Meanwhile, millions of pumpkins are being led to slaughter this week.  When will the carnage end?

Tuesday, October 20, 2009

That time of year


Last weekend's cold snap brought the first snow flurries to these here hills, and the freeze must have sent my muse in search of warmer digs because I haven't been able to come up with anything postworthy to note here.

Oh, you noticed.

This week things are warming up, in more ways than one. The weather is much more temperate, at least once the sun comes up. That means that we really don't need the heat on in our offices, thank you. (It has been a stifling 80-degrees in my windowless corner of the building!)

Outside the realm of meteorology, there is a spark of activity on the Match.com front, too. I won't risk jinxing any possible positive outcome by elaborating here, but will simply say that I am very pleased to have made contact with someone whose intellect and humor are compatible with my own. It's been so long since I've ventured into the realm of dating and such, however, that I have no idea what I'm doing. Hopefully that will seem endearing and not off-putting.

STORED DATA
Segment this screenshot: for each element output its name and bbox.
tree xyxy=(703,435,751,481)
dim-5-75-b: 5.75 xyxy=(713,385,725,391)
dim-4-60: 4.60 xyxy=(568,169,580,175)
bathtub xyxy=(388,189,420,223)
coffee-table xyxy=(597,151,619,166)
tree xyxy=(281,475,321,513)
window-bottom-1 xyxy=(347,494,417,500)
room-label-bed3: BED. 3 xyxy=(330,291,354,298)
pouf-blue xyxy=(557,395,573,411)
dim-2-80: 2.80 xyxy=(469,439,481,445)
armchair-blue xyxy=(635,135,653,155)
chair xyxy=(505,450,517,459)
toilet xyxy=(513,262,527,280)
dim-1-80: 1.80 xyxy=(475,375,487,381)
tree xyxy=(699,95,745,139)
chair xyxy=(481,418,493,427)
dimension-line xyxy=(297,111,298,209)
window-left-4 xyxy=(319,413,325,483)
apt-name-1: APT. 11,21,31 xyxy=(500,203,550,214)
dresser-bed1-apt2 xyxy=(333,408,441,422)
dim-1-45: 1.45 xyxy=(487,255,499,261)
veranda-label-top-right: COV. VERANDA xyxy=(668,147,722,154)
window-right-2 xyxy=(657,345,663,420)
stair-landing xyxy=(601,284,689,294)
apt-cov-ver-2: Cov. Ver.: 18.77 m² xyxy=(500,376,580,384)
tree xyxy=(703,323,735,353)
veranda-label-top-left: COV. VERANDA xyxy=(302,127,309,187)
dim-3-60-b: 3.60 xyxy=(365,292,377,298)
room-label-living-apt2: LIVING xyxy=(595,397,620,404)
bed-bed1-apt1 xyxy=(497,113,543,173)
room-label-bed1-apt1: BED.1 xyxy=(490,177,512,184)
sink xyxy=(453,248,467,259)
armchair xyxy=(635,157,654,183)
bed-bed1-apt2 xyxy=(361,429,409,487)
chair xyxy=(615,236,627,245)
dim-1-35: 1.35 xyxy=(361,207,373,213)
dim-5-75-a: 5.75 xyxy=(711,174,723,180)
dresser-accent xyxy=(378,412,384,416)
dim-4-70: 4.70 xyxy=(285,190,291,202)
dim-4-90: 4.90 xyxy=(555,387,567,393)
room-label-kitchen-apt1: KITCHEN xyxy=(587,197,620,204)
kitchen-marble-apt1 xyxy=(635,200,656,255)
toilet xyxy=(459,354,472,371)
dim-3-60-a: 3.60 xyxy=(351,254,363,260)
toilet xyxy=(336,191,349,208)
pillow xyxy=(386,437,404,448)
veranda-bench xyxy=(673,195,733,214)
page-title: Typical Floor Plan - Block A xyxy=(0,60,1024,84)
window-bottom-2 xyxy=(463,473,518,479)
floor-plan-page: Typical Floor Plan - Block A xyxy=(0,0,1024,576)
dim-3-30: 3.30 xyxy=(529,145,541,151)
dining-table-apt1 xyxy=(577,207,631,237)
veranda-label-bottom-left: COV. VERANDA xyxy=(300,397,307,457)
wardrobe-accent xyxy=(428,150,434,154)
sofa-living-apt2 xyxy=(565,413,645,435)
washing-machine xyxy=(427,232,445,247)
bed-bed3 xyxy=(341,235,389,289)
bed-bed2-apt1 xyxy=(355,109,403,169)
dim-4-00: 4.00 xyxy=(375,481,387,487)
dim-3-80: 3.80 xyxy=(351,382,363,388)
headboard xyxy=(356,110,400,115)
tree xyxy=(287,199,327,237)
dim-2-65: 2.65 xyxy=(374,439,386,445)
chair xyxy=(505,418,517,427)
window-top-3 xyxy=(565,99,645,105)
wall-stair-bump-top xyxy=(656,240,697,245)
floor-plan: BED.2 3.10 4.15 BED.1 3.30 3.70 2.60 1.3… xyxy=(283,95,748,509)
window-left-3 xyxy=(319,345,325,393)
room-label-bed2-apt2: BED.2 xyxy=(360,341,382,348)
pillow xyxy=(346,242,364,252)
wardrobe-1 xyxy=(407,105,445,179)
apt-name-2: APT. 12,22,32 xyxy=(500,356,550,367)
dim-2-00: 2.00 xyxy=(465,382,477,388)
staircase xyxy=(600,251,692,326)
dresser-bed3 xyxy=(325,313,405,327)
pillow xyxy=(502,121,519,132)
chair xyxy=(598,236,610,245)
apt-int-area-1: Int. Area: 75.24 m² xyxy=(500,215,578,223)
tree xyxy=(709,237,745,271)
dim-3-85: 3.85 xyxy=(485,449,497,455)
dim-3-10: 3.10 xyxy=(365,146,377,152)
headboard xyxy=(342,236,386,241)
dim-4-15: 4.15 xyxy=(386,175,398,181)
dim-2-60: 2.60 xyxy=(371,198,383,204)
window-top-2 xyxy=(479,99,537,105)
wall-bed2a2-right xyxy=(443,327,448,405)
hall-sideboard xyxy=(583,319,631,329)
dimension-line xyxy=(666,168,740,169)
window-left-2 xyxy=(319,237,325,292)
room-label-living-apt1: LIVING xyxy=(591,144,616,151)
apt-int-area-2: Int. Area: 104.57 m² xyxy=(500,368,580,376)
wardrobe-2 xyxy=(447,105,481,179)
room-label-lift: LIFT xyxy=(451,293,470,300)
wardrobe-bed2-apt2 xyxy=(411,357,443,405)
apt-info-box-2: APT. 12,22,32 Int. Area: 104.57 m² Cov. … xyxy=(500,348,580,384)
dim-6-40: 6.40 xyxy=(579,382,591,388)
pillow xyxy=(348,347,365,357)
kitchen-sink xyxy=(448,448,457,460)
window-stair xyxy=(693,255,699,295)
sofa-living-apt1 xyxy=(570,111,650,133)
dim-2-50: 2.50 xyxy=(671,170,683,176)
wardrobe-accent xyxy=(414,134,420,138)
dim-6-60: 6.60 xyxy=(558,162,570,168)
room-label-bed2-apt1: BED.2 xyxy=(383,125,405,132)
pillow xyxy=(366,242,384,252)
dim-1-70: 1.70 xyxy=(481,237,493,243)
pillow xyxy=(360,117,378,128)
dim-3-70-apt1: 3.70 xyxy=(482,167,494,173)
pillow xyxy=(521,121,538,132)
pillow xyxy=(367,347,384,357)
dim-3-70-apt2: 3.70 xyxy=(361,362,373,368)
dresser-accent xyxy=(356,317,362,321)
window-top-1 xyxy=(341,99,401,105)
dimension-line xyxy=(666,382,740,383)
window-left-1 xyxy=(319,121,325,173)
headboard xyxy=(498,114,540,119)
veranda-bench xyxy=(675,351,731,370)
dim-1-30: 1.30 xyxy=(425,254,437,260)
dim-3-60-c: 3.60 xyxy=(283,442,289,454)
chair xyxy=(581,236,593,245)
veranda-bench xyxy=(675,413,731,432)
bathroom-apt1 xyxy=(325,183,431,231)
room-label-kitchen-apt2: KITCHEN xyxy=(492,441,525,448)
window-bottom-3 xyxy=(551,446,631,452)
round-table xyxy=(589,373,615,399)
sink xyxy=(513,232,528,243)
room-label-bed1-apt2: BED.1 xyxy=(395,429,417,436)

WHAT THE TASK REQUIRES
Transcribe the blog post above from "Last weekend's cold" to "Oh, you noticed.".

OUTPUT
Last weekend's cold snap brought the first snow flurries to these here hills, and the freeze must have sent my muse in search of warmer digs because I haven't been able to come up with anything postworthy to note here.

Oh, you noticed.